• [WHAT THE EXERCISE ASKS]: Count, in the entries, the lines with "stroke". Answer with the number only.

** begin LISTING **

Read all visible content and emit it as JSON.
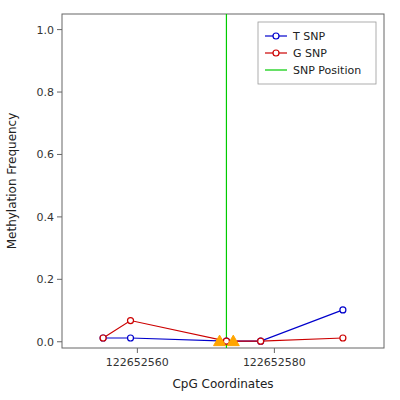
{
  "chart_data": {
    "type": "line",
    "xlabel": "CpG Coordinates",
    "ylabel": "Methylation Frequency",
    "xlim": [
      122652549,
      122652596
    ],
    "ylim": [
      -0.02,
      1.05
    ],
    "xticks": [
      122652560,
      122652580
    ],
    "yticks": [
      {
        "value": 0.0,
        "label": "0.0"
      },
      0.2,
      0.4,
      0.6,
      0.8,
      {
        "value": 1.0,
        "label": "1.0"
      }
    ],
    "grid": false,
    "legend": "upper right",
    "series": [
      {
        "name": "T SNP",
        "type": "line",
        "marker": "circle",
        "color": "#0000cc",
        "x": [
          122652555,
          122652559,
          122652573,
          122652578,
          122652590
        ],
        "values": [
          0.012,
          0.012,
          0.002,
          0.002,
          0.102
        ]
      },
      {
        "name": "G SNP",
        "type": "line",
        "marker": "circle",
        "color": "#cc0000",
        "x": [
          122652555,
          122652559,
          122652573,
          122652578,
          122652590
        ],
        "values": [
          0.012,
          0.068,
          0.002,
          0.002,
          0.012
        ]
      },
      {
        "type": "scatter",
        "marker": "triangle",
        "color": "#FFA500",
        "x": [
          122652572,
          122652574
        ],
        "values": [
          0.002,
          0.002
        ]
      }
    ],
    "vlines": [
      {
        "name": "SNP Position",
        "x": 122652573,
        "color": "#00cc00"
      }
    ]
  }
}
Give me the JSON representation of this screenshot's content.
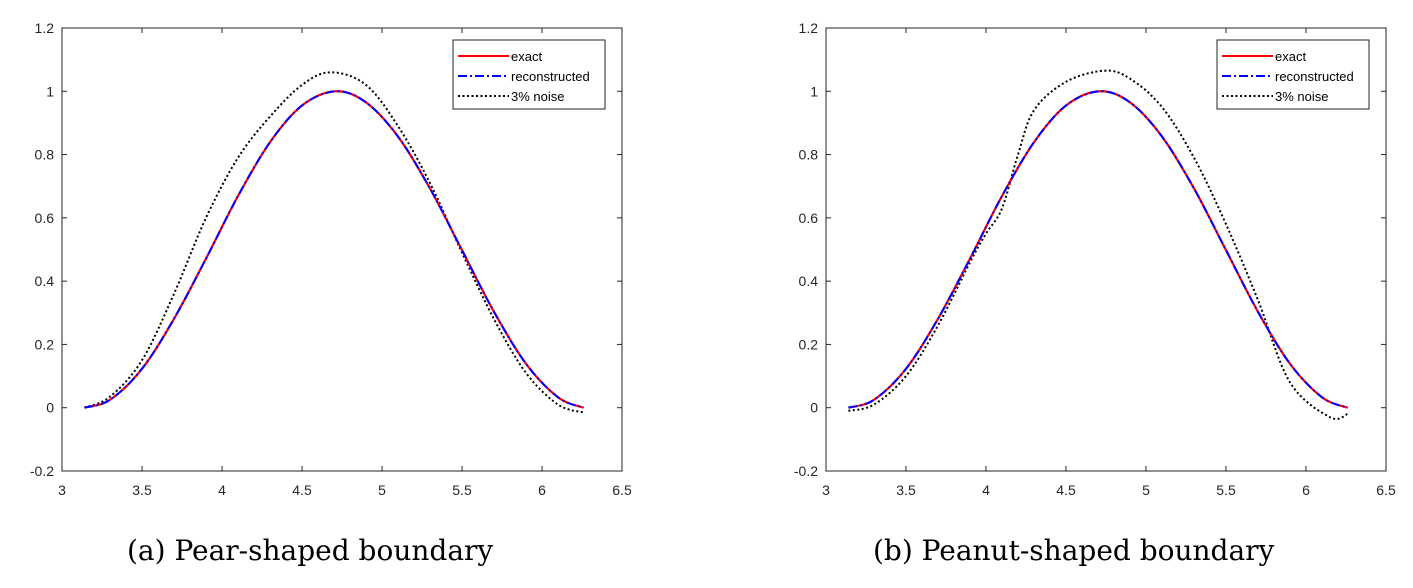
{
  "colors": {
    "exact": "#ff0000",
    "reconstructed": "#0000ff",
    "noise": "#000000"
  },
  "chart_data": [
    {
      "type": "line",
      "title": "",
      "caption": "(a) Pear-shaped boundary",
      "xlabel": "",
      "ylabel": "",
      "xlim": [
        3,
        6.5
      ],
      "ylim": [
        -0.2,
        1.2
      ],
      "xticks": [
        "3",
        "3.5",
        "4",
        "4.5",
        "5",
        "5.5",
        "6",
        "6.5"
      ],
      "yticks": [
        "-0.2",
        "0",
        "0.2",
        "0.4",
        "0.6",
        "0.8",
        "1",
        "1.2"
      ],
      "legend_position": "top-right",
      "series": [
        {
          "name": "exact",
          "style": "solid",
          "x": [
            3.14,
            3.3,
            3.5,
            3.7,
            3.9,
            4.1,
            4.3,
            4.5,
            4.71,
            4.9,
            5.1,
            5.3,
            5.5,
            5.7,
            5.9,
            6.1,
            6.26
          ],
          "y": [
            0,
            0.025,
            0.123,
            0.281,
            0.471,
            0.669,
            0.839,
            0.955,
            1.0,
            0.965,
            0.857,
            0.693,
            0.498,
            0.303,
            0.139,
            0.033,
            0
          ]
        },
        {
          "name": "reconstructed",
          "style": "dash-dot",
          "x": [
            3.14,
            3.3,
            3.5,
            3.7,
            3.9,
            4.1,
            4.3,
            4.5,
            4.71,
            4.9,
            5.1,
            5.3,
            5.5,
            5.7,
            5.9,
            6.1,
            6.26
          ],
          "y": [
            0,
            0.025,
            0.123,
            0.281,
            0.471,
            0.669,
            0.839,
            0.955,
            1.0,
            0.965,
            0.857,
            0.693,
            0.498,
            0.303,
            0.139,
            0.033,
            0
          ]
        },
        {
          "name": "3% noise",
          "style": "dotted",
          "x": [
            3.14,
            3.3,
            3.5,
            3.7,
            3.9,
            4.1,
            4.3,
            4.5,
            4.68,
            4.9,
            5.1,
            5.3,
            5.5,
            5.7,
            5.9,
            6.1,
            6.26
          ],
          "y": [
            0,
            0.035,
            0.15,
            0.36,
            0.6,
            0.79,
            0.92,
            1.02,
            1.06,
            1.02,
            0.89,
            0.71,
            0.49,
            0.28,
            0.11,
            0.01,
            -0.015
          ]
        }
      ]
    },
    {
      "type": "line",
      "title": "",
      "caption": "(b) Peanut-shaped boundary",
      "xlabel": "",
      "ylabel": "",
      "xlim": [
        3,
        6.5
      ],
      "ylim": [
        -0.2,
        1.2
      ],
      "xticks": [
        "3",
        "3.5",
        "4",
        "4.5",
        "5",
        "5.5",
        "6",
        "6.5"
      ],
      "yticks": [
        "-0.2",
        "0",
        "0.2",
        "0.4",
        "0.6",
        "0.8",
        "1",
        "1.2"
      ],
      "legend_position": "top-right",
      "series": [
        {
          "name": "exact",
          "style": "solid",
          "x": [
            3.14,
            3.3,
            3.5,
            3.7,
            3.9,
            4.1,
            4.3,
            4.5,
            4.71,
            4.9,
            5.1,
            5.3,
            5.5,
            5.7,
            5.9,
            6.1,
            6.26
          ],
          "y": [
            0,
            0.025,
            0.123,
            0.281,
            0.471,
            0.669,
            0.839,
            0.955,
            1.0,
            0.965,
            0.857,
            0.693,
            0.498,
            0.303,
            0.139,
            0.033,
            0
          ]
        },
        {
          "name": "reconstructed",
          "style": "dash-dot",
          "x": [
            3.14,
            3.3,
            3.5,
            3.7,
            3.9,
            4.1,
            4.3,
            4.5,
            4.71,
            4.9,
            5.1,
            5.3,
            5.5,
            5.7,
            5.9,
            6.1,
            6.26
          ],
          "y": [
            0,
            0.025,
            0.123,
            0.281,
            0.471,
            0.669,
            0.839,
            0.955,
            1.0,
            0.965,
            0.857,
            0.693,
            0.498,
            0.303,
            0.139,
            0.033,
            0
          ]
        },
        {
          "name": "3% noise",
          "style": "dotted",
          "x": [
            3.14,
            3.3,
            3.5,
            3.7,
            3.9,
            4.0,
            4.1,
            4.2,
            4.3,
            4.5,
            4.74,
            4.9,
            5.1,
            5.3,
            5.5,
            5.7,
            5.9,
            6.15,
            6.26
          ],
          "y": [
            -0.01,
            0.01,
            0.1,
            0.26,
            0.46,
            0.55,
            0.63,
            0.8,
            0.94,
            1.03,
            1.065,
            1.04,
            0.95,
            0.79,
            0.58,
            0.34,
            0.08,
            -0.03,
            -0.02
          ]
        }
      ]
    }
  ]
}
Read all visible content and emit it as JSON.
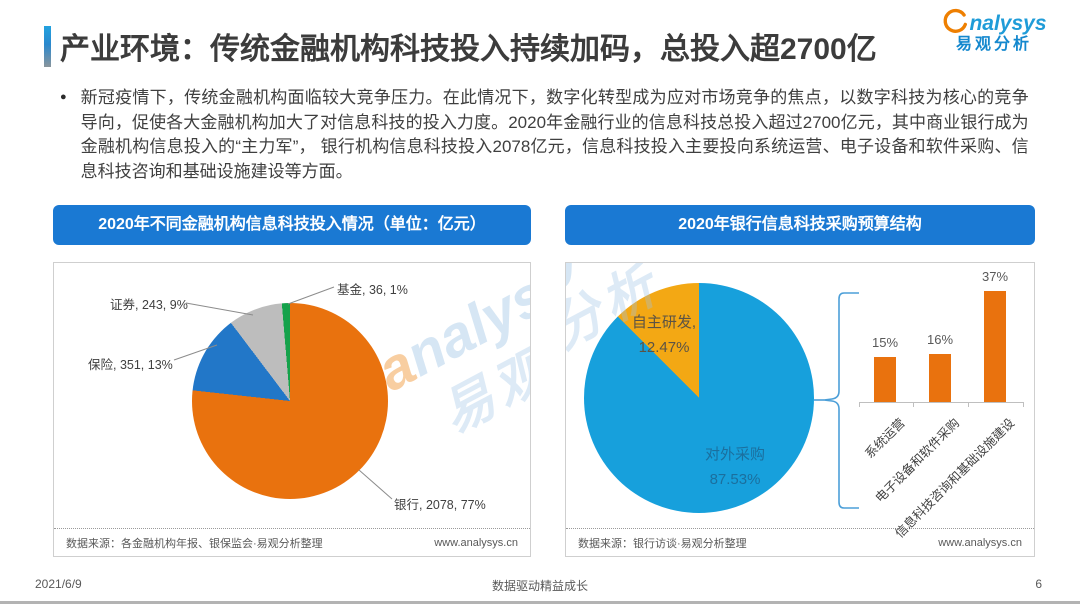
{
  "header": {
    "title": "产业环境：传统金融机构科技投入持续加码，总投入超2700亿",
    "logo_text_rest": "nalysys",
    "logo_cn": "易观分析"
  },
  "intro": {
    "bullet": "●",
    "text": "新冠疫情下，传统金融机构面临较大竞争压力。在此情况下，数字化转型成为应对市场竞争的焦点，以数字科技为核心的竞争导向，促使各大金融机构加大了对信息科技的投入力度。2020年金融行业的信息科技总投入超过2700亿元，其中商业银行成为金融机构信息投入的“主力军”， 银行机构信息科技投入2078亿元，信息科技投入主要投向系统运营、电子设备和软件采购、信息科技咨询和基础设施建设等方面。"
  },
  "left_chart": {
    "header": "2020年不同金融机构信息科技投入情况（单位：亿元）",
    "pie_labels": [
      "基金, 36, 1%",
      "证券, 243, 9%",
      "保险, 351, 13%",
      "银行, 2078, 77%"
    ],
    "source": "数据来源：各金融机构年报、银保监会·易观分析整理",
    "website": "www.analysys.cn"
  },
  "right_chart": {
    "header": "2020年银行信息科技采购预算结构",
    "self_dev_name": "自主研发,",
    "self_dev_value": "12.47%",
    "outsource_name": "对外采购",
    "outsource_value": "87.53%",
    "bar_value_labels": [
      "15%",
      "16%",
      "37%"
    ],
    "source": "数据来源：银行访谈·易观分析整理",
    "website": "www.analysys.cn"
  },
  "footer": {
    "date": "2021/6/9",
    "slogan": "数据驱动精益成长",
    "page_number": "6"
  },
  "watermark": {
    "en_a": "a",
    "en_rest": "nalysys",
    "cn": "易观分析"
  },
  "colors": {
    "header_bar_blue": "#1a79d3",
    "bank_orange": "#e9720e",
    "insurance_blue": "#2277c8",
    "securities_gray": "#bdbdbd",
    "fund_green": "#15a24b",
    "outsource_blue": "#17a0dc",
    "selfdev_yellow": "#f3a814",
    "bar_orange": "#e9720e",
    "logo_orange": "#ee7f01",
    "logo_blue": "#1f9cd8"
  },
  "chart_data": [
    {
      "type": "pie",
      "title": "2020年不同金融机构信息科技投入情况（单位：亿元）",
      "unit": "亿元",
      "labels": [
        "银行",
        "保险",
        "证券",
        "基金"
      ],
      "values": [
        2078,
        351,
        243,
        36
      ],
      "percent_labels": [
        "77%",
        "13%",
        "9%",
        "1%"
      ],
      "colors": [
        "#e9720e",
        "#2277c8",
        "#bdbdbd",
        "#15a24b"
      ],
      "start_angle_deg": 0,
      "direction": "clockwise",
      "legend": "none",
      "label_style": "callout: name, value, percent"
    },
    {
      "type": "pie",
      "title": "2020年银行信息科技采购预算结构",
      "unit": "%",
      "labels": [
        "对外采购",
        "自主研发"
      ],
      "values": [
        87.53,
        12.47
      ],
      "colors": [
        "#17a0dc",
        "#f3a814"
      ],
      "start_angle_deg": 0,
      "direction": "clockwise",
      "legend": "none",
      "label_style": "inside: name, percent"
    },
    {
      "type": "bar",
      "title": "对外采购结构",
      "categories": [
        "系统运营",
        "电子设备和软件采购",
        "信息科技咨询和基础设施建设"
      ],
      "values": [
        15,
        16,
        37
      ],
      "unit": "%",
      "bar_color": "#e9720e",
      "value_labels": [
        "15%",
        "16%",
        "37%"
      ],
      "ylim": [
        0,
        40
      ],
      "grid": "off",
      "category_label_rotation_deg": 45
    }
  ]
}
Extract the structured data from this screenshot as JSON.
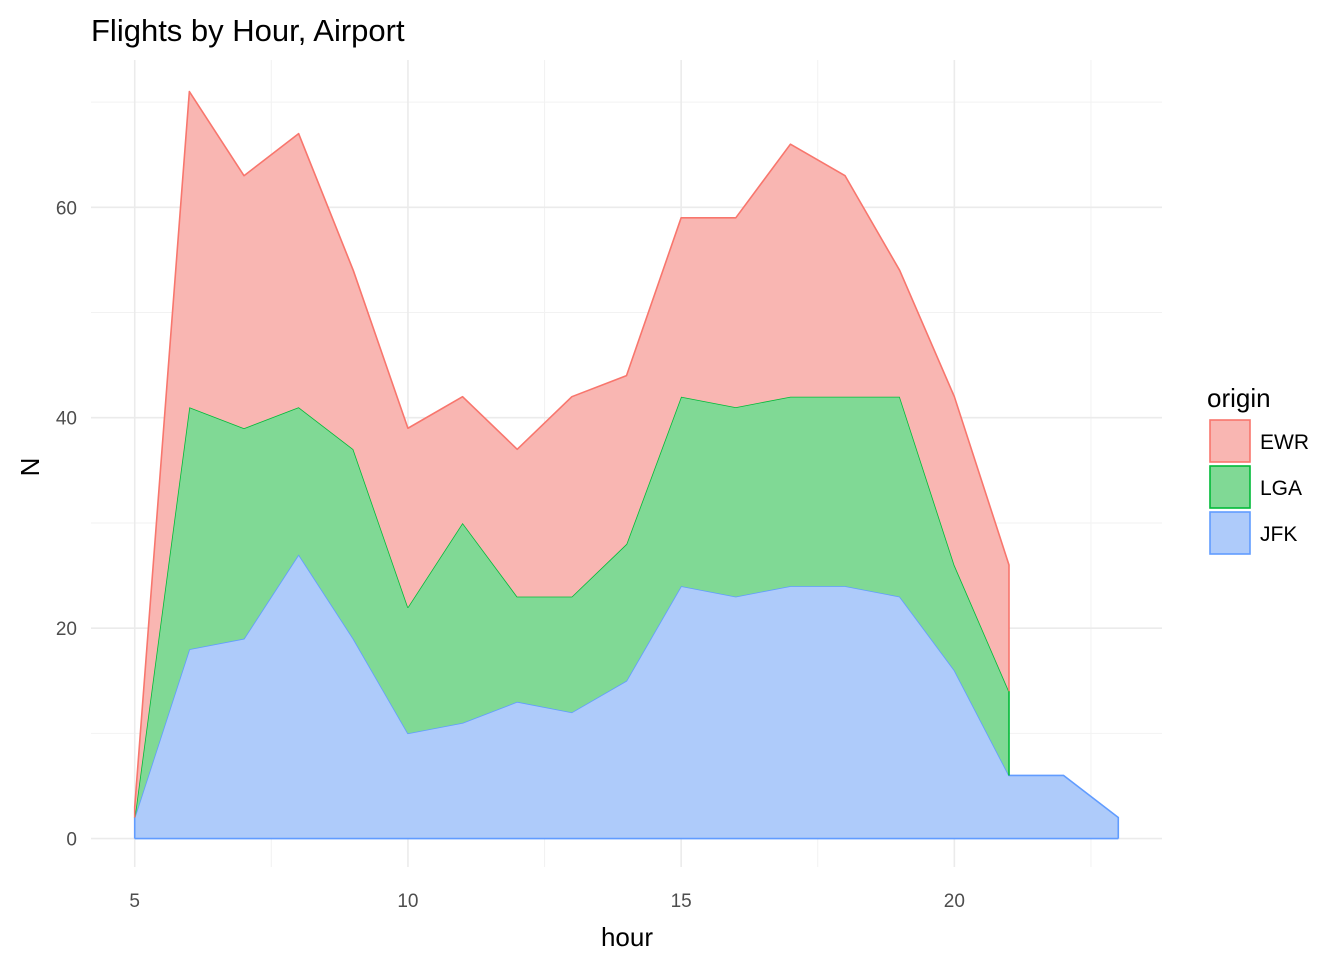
{
  "chart_data": {
    "type": "area",
    "stacked": true,
    "title": "Flights by Hour, Airport",
    "xlabel": "hour",
    "ylabel": "N",
    "xlim": [
      4.2,
      23.8
    ],
    "ylim": [
      -2.7,
      74
    ],
    "xticks": [
      5,
      10,
      15,
      20
    ],
    "yticks": [
      0,
      20,
      40,
      60
    ],
    "xtick_labels": [
      "5",
      "10",
      "15",
      "20"
    ],
    "ytick_labels": [
      "0",
      "20",
      "40",
      "60"
    ],
    "grid": true,
    "legend_position": "right",
    "legend_title": "origin",
    "series": [
      {
        "name": "JFK",
        "fill": "#aecbfa",
        "stroke": "#619cff",
        "x": [
          5,
          6,
          7,
          8,
          9,
          10,
          11,
          12,
          13,
          14,
          15,
          16,
          17,
          18,
          19,
          20,
          21,
          22,
          23
        ],
        "values": [
          2,
          18,
          19,
          27,
          19,
          10,
          11,
          13,
          12,
          15,
          24,
          23,
          24,
          24,
          23,
          16,
          6,
          6,
          2
        ]
      },
      {
        "name": "LGA",
        "fill": "#80d995",
        "stroke": "#00ba38",
        "x": [
          5,
          6,
          7,
          8,
          9,
          10,
          11,
          12,
          13,
          14,
          15,
          16,
          17,
          18,
          19,
          20,
          21
        ],
        "values": [
          0,
          23,
          20,
          14,
          18,
          12,
          19,
          10,
          11,
          13,
          18,
          18,
          18,
          18,
          19,
          10,
          8
        ]
      },
      {
        "name": "EWR",
        "fill": "#f9b6b2",
        "stroke": "#f8766d",
        "x": [
          5,
          6,
          7,
          8,
          9,
          10,
          11,
          12,
          13,
          14,
          15,
          16,
          17,
          18,
          19,
          20,
          21
        ],
        "values": [
          1,
          30,
          24,
          26,
          17,
          17,
          12,
          14,
          19,
          16,
          17,
          18,
          24,
          21,
          12,
          16,
          12
        ]
      }
    ],
    "legend_order": [
      "EWR",
      "LGA",
      "JFK"
    ]
  }
}
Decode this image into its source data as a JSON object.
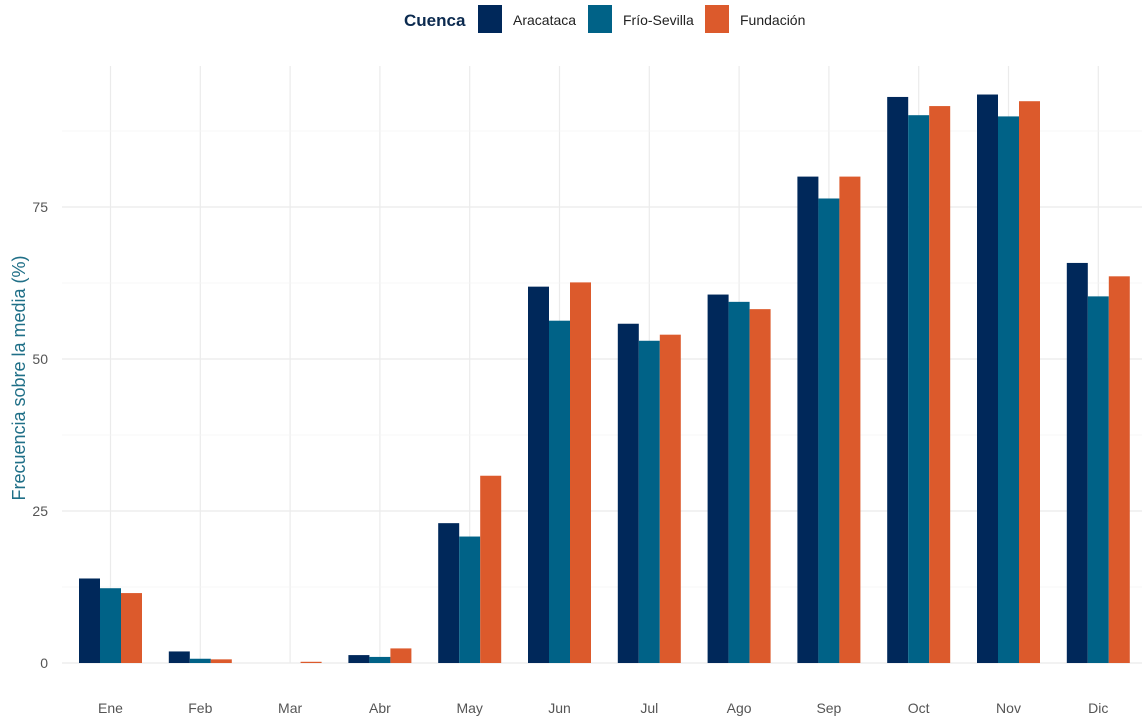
{
  "chart_data": {
    "type": "bar",
    "title": "",
    "xlabel": "",
    "ylabel": "Frecuencia sobre la media (%)",
    "ylim": [
      0,
      96
    ],
    "yticks": [
      0,
      25,
      50,
      75
    ],
    "grid": true,
    "legend": {
      "title": "Cuenca",
      "position": "top"
    },
    "categories": [
      "Ene",
      "Feb",
      "Mar",
      "Abr",
      "May",
      "Jun",
      "Jul",
      "Ago",
      "Sep",
      "Oct",
      "Nov",
      "Dic"
    ],
    "series": [
      {
        "name": "Aracataca",
        "color": "#00285a",
        "values": [
          13.9,
          1.9,
          0,
          1.3,
          23.0,
          61.9,
          55.8,
          60.6,
          80.0,
          93.1,
          93.5,
          65.8
        ]
      },
      {
        "name": "Frío-Sevilla",
        "color": "#006287",
        "values": [
          12.3,
          0.7,
          0,
          1.0,
          20.8,
          56.3,
          53.0,
          59.4,
          76.4,
          90.1,
          89.9,
          60.3
        ]
      },
      {
        "name": "Fundación",
        "color": "#dc5a2c",
        "values": [
          11.5,
          0.6,
          0.2,
          2.4,
          30.8,
          62.6,
          54.0,
          58.2,
          80.0,
          91.6,
          92.4,
          63.6
        ]
      }
    ]
  }
}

** end LISTING **

• [EXPECTED ANSWER]: 3